* _TO DO_: Reproduce every entry exactly.

[Figure data in JSON]
···
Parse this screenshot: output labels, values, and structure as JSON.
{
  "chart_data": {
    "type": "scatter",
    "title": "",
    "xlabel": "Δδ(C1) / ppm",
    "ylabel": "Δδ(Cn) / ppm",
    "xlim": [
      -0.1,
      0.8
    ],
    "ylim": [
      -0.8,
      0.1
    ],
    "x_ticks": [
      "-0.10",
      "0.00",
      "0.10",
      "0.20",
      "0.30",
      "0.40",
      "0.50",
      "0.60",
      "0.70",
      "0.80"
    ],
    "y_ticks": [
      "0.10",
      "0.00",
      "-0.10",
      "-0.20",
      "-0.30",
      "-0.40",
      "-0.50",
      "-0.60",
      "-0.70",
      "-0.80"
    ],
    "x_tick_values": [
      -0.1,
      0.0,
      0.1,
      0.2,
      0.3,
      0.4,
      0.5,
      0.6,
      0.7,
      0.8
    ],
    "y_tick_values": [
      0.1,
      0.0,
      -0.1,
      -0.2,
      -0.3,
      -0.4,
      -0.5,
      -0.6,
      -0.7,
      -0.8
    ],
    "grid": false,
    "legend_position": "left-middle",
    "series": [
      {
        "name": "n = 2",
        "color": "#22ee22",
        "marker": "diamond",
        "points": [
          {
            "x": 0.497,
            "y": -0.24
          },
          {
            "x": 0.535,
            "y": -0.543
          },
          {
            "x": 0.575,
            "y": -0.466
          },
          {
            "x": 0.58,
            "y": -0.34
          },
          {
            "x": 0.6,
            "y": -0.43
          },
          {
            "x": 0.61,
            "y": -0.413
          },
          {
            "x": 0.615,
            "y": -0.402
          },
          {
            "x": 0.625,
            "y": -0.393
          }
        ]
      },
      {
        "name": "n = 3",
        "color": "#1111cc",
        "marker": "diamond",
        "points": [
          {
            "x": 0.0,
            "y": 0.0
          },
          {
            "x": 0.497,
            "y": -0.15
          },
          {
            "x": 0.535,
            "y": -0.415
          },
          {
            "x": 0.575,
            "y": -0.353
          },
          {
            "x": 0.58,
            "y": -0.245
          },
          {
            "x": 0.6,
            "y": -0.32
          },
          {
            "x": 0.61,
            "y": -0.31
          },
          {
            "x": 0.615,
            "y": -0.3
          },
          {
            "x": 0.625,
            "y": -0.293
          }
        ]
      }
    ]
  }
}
···
* _FULL ANSWER_:
Parse this screenshot: output labels, values, and structure as JSON.
{
  "chart_data": {
    "type": "scatter",
    "title": "",
    "xlabel": "Δδ(C1) / ppm",
    "ylabel": "Δδ(Cn) / ppm",
    "xlim": [
      -0.1,
      0.8
    ],
    "ylim": [
      -0.8,
      0.1
    ],
    "x_ticks": [
      "-0.10",
      "0.00",
      "0.10",
      "0.20",
      "0.30",
      "0.40",
      "0.50",
      "0.60",
      "0.70",
      "0.80"
    ],
    "y_ticks": [
      "0.10",
      "0.00",
      "-0.10",
      "-0.20",
      "-0.30",
      "-0.40",
      "-0.50",
      "-0.60",
      "-0.70",
      "-0.80"
    ],
    "x_tick_values": [
      -0.1,
      0.0,
      0.1,
      0.2,
      0.3,
      0.4,
      0.5,
      0.6,
      0.7,
      0.8
    ],
    "y_tick_values": [
      0.1,
      0.0,
      -0.1,
      -0.2,
      -0.3,
      -0.4,
      -0.5,
      -0.6,
      -0.7,
      -0.8
    ],
    "grid": false,
    "legend_position": "left-middle",
    "series": [
      {
        "name": "n = 2",
        "color": "#22ee22",
        "marker": "diamond",
        "points": [
          {
            "x": 0.497,
            "y": -0.24
          },
          {
            "x": 0.535,
            "y": -0.543
          },
          {
            "x": 0.575,
            "y": -0.466
          },
          {
            "x": 0.58,
            "y": -0.34
          },
          {
            "x": 0.6,
            "y": -0.43
          },
          {
            "x": 0.61,
            "y": -0.413
          },
          {
            "x": 0.615,
            "y": -0.402
          },
          {
            "x": 0.625,
            "y": -0.393
          }
        ]
      },
      {
        "name": "n = 3",
        "color": "#1111cc",
        "marker": "diamond",
        "points": [
          {
            "x": 0.0,
            "y": 0.0
          },
          {
            "x": 0.497,
            "y": -0.15
          },
          {
            "x": 0.535,
            "y": -0.415
          },
          {
            "x": 0.575,
            "y": -0.353
          },
          {
            "x": 0.58,
            "y": -0.245
          },
          {
            "x": 0.6,
            "y": -0.32
          },
          {
            "x": 0.61,
            "y": -0.31
          },
          {
            "x": 0.615,
            "y": -0.3
          },
          {
            "x": 0.625,
            "y": -0.293
          }
        ]
      }
    ]
  }
}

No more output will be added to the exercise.